┌─ Records shown

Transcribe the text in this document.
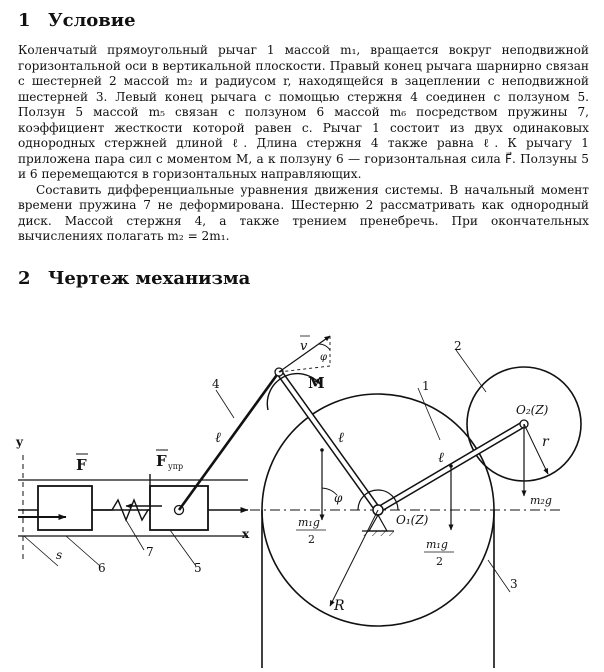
1 Условие

Коленчатый прямоугольный рычаг 1 массой m₁, вращается вокруг неподвижной горизонтальной оси в вертикальной плоскости. Правый конец рычага шарнирно связан с шестерней 2 массой m₂ и радиусом r, находящейся в зацеплении с неподвижной шестерней 3. Левый конец рычага с помощью стержня 4 соединен с ползуном 5. Ползун 5 массой m₅ связан с ползуном 6 массой m₆ посредством пружины 7, коэффициент жесткости которой равен c. Рычаг 1 состоит из двух одинаковых однородных стержней длиной ℓ. Длина стержня 4 также равна ℓ. К рычагу 1 приложена пара сил с моментом M, а к ползуну 6 — горизонтальная сила F⃗. Ползуны 5 и 6 перемещаются в горизонтальных направляющих.

Составить дифференциальные уравнения движения системы. В начальный момент времени пружина 7 не деформирована. Шестерню 2 рассматривать как однородный диск. Массой стержня 4, а также трением пренебречь. При окончательных вычислениях полагать m₂ = 2m₁.

2 Чертеж механизма
y
x
F	F упр
s
6
7
5
4
ℓ	ℓ
ℓ
M
v
φ
φ
O₁(Z)
O₂(Z)
1
2
3
R
r
m₁g
2	m₁g
2
m₂g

└─

» Task description: Ignore the images and quote every line of the listing exactly.

» In response:
Transcribe the text in this document.
1 Условие

Коленчатый прямоугольный рычаг 1 массой m₁, вращается вокруг неподвижной горизонтальной оси в вертикальной плоскости. Правый конец рычага шарнирно связан с шестерней 2 массой m₂ и радиусом r, находящейся в зацеплении с неподвижной шестерней 3. Левый конец рычага с помощью стержня 4 соединен с ползуном 5. Ползун 5 массой m₅ связан с ползуном 6 массой m₆ посредством пружины 7, коэффициент жесткости которой равен c. Рычаг 1 состоит из двух одинаковых однородных стержней длиной ℓ. Длина стержня 4 также равна ℓ. К рычагу 1 приложена пара сил с моментом M, а к ползуну 6 — горизонтальная сила F⃗. Ползуны 5 и 6 перемещаются в горизонтальных направляющих.

Составить дифференциальные уравнения движения системы. В начальный момент времени пружина 7 не деформирована. Шестерню 2 рассматривать как однородный диск. Массой стержня 4, а также трением пренебречь. При окончательных вычислениях полагать m₂ = 2m₁.

2 Чертеж механизма
y
x
F	F упр
s
6
7
5
4
ℓ	ℓ
ℓ
M
v
φ
φ
O₁(Z)
O₂(Z)
1
2
3
R
r
m₁g
2	m₁g
2
m₂g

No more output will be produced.